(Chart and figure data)
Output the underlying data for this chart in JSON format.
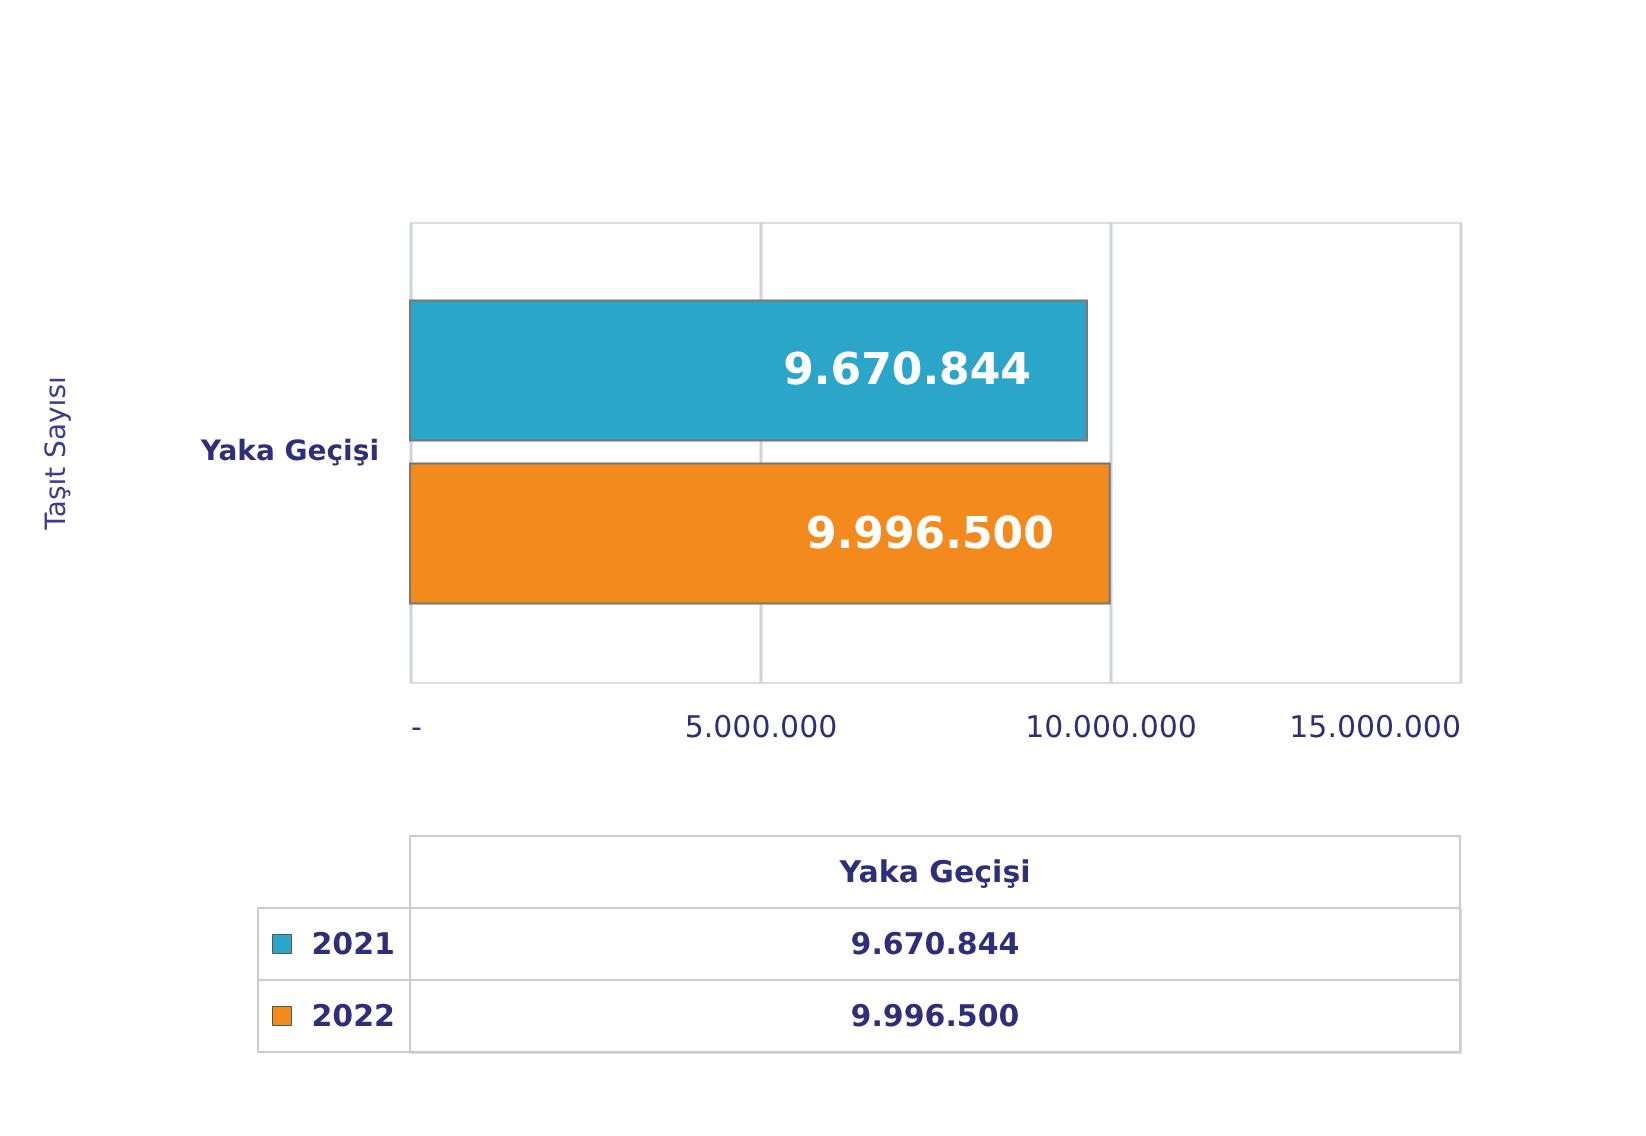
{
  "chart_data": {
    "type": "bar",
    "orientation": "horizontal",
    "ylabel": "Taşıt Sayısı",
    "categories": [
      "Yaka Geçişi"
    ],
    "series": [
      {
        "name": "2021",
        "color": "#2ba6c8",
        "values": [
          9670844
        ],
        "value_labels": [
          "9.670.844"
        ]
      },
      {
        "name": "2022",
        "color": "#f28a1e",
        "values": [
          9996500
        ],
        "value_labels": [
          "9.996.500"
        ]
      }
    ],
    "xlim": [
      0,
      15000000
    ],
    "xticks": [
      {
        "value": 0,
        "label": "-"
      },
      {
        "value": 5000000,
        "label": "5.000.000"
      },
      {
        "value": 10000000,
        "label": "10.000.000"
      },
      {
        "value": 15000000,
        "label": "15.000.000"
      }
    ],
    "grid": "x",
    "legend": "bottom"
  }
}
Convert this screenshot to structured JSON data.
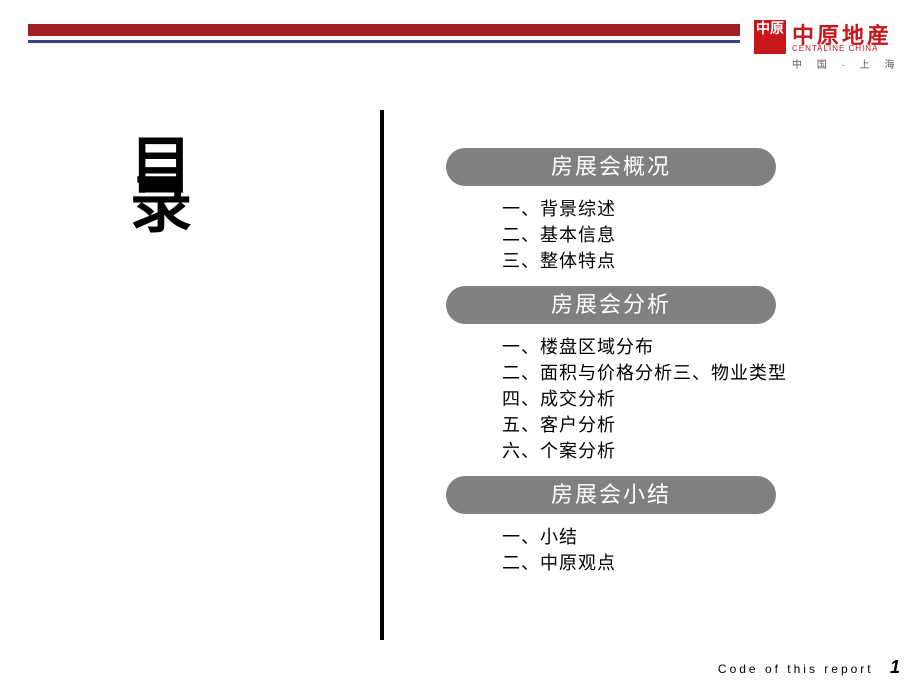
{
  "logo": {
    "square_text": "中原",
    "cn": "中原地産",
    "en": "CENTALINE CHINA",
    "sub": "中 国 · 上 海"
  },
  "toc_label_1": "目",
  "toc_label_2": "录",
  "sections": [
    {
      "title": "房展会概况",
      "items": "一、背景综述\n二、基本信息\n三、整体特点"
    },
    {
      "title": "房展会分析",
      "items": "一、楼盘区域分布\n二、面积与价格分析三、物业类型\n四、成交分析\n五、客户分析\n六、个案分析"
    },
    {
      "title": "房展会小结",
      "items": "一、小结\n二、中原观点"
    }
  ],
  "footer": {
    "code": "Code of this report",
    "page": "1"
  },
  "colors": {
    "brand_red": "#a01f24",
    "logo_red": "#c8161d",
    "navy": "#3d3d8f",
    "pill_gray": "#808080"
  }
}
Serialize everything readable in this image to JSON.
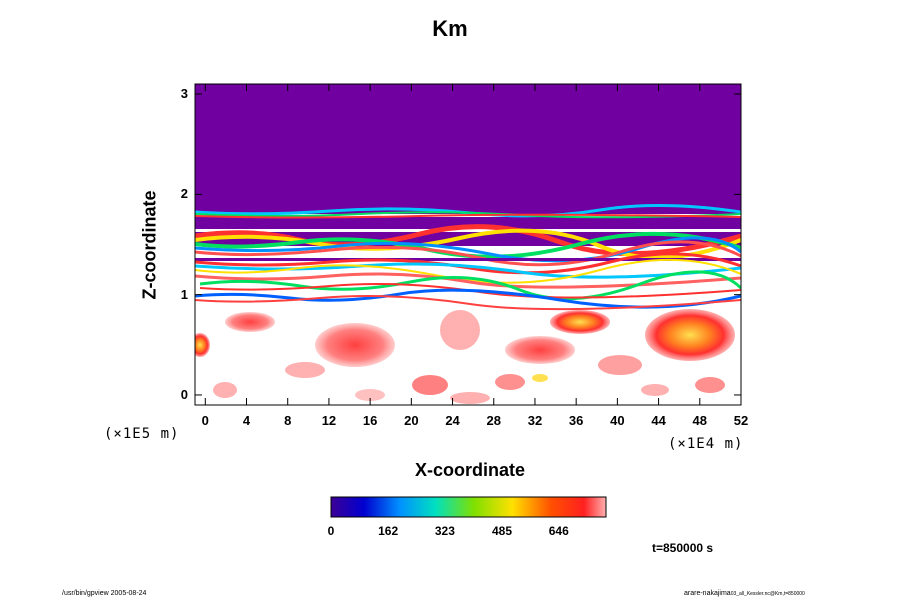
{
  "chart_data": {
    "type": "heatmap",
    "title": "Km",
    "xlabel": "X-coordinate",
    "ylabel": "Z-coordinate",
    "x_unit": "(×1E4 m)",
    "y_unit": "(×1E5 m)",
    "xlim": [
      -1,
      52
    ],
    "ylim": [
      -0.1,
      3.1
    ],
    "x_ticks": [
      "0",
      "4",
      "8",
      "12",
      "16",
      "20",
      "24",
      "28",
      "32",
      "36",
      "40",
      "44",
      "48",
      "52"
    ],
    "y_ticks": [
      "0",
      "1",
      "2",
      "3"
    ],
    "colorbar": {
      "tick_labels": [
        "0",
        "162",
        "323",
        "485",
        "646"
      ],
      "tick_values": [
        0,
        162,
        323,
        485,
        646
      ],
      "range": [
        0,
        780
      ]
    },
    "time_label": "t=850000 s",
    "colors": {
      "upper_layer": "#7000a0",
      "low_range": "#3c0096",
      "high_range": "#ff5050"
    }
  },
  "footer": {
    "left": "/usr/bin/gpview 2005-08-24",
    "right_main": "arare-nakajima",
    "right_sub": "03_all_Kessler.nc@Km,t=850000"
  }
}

---

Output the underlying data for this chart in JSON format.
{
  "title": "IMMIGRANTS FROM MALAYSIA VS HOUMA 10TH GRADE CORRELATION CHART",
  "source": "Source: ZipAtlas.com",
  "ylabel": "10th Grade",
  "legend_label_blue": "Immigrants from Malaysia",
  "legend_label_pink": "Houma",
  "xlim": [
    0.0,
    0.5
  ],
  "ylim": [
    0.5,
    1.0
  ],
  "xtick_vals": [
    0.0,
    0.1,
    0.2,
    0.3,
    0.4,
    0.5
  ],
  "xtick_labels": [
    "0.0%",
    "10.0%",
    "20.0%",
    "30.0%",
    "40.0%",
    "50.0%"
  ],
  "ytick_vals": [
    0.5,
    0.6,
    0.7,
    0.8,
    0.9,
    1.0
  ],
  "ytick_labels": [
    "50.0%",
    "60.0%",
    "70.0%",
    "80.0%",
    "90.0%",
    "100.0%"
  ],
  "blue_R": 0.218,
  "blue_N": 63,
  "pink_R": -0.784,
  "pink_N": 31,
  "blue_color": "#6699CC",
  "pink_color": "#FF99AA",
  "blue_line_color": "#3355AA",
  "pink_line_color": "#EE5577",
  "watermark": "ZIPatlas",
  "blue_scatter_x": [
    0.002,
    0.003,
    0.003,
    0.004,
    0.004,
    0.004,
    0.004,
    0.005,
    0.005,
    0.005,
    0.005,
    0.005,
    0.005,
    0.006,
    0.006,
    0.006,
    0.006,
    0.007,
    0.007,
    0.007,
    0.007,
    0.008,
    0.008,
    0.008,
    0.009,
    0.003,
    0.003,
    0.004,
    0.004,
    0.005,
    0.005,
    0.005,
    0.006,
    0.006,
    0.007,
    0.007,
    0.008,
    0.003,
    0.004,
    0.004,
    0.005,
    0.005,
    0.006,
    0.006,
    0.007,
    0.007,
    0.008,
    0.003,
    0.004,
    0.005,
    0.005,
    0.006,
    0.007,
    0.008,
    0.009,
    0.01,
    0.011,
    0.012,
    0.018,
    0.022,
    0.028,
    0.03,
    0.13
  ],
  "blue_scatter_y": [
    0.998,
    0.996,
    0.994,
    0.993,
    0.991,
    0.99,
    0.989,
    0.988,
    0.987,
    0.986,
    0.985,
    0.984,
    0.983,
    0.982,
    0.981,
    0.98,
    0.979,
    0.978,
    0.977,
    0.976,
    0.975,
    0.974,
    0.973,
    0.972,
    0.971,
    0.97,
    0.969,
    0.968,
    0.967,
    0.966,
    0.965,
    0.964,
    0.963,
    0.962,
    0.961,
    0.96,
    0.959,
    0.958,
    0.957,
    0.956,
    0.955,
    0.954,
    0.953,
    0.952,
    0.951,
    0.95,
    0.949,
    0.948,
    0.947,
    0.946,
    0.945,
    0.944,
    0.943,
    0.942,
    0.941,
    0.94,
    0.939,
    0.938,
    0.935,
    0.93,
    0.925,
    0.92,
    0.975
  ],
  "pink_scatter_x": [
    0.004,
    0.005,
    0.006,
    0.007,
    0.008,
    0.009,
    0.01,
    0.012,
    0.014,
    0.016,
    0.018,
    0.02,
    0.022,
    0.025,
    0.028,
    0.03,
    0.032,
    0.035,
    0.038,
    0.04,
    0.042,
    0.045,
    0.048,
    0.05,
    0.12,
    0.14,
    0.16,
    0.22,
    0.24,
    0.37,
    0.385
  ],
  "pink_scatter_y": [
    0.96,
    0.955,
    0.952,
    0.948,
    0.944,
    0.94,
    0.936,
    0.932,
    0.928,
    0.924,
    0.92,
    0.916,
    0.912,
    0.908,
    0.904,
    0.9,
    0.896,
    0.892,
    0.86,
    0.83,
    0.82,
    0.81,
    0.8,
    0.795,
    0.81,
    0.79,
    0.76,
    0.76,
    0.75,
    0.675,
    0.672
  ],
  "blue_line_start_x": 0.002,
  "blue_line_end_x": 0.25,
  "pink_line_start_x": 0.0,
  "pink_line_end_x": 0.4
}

--

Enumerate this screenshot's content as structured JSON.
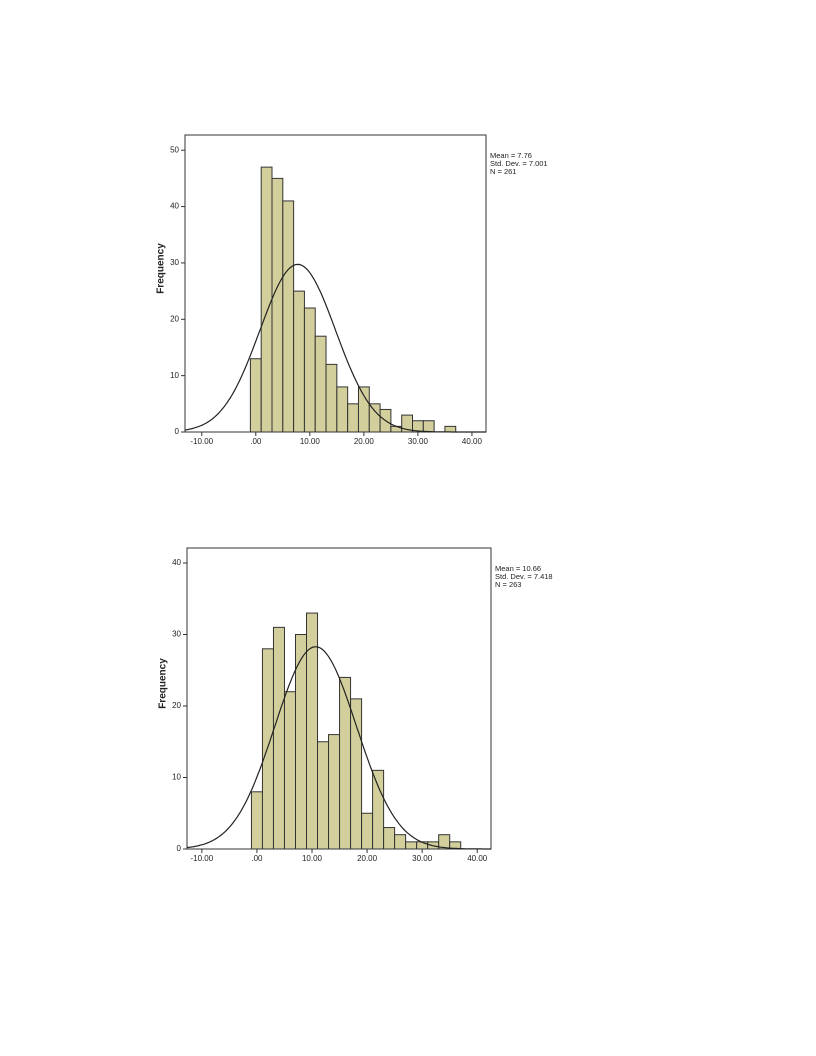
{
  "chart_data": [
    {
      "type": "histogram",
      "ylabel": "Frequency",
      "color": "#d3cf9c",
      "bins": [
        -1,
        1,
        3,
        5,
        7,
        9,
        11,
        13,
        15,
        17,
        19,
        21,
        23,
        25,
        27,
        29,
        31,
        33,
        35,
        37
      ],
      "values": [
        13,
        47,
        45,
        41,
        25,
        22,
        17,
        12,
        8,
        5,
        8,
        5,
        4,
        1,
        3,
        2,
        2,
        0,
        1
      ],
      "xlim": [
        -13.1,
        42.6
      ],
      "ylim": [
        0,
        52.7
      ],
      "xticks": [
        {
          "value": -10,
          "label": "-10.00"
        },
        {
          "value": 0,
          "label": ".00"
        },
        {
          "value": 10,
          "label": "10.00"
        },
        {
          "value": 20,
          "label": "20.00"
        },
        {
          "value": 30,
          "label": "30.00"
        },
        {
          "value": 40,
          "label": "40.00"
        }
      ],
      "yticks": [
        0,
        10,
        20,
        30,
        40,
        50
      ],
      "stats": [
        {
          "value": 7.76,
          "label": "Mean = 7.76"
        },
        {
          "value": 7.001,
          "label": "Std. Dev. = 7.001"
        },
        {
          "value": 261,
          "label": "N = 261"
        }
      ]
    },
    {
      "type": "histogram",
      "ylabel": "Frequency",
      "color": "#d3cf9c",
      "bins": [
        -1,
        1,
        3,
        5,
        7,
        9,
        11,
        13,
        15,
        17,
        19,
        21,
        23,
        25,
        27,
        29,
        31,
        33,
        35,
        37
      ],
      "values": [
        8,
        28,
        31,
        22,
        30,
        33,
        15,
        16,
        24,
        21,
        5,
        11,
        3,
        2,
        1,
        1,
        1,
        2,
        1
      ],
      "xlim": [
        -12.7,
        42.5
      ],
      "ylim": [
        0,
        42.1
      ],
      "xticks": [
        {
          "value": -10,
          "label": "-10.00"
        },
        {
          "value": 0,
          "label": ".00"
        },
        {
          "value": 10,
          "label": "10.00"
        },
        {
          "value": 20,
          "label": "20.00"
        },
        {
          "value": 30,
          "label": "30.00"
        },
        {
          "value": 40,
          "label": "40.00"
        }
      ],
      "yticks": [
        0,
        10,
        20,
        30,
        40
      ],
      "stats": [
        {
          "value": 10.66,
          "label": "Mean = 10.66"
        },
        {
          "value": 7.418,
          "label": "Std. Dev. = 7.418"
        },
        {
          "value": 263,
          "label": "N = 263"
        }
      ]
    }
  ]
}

▸ REQUIRED WORK: Report how many lines contain "screenshot". Give nothing but the number.

▸ EXERCISE SOLUTION: 2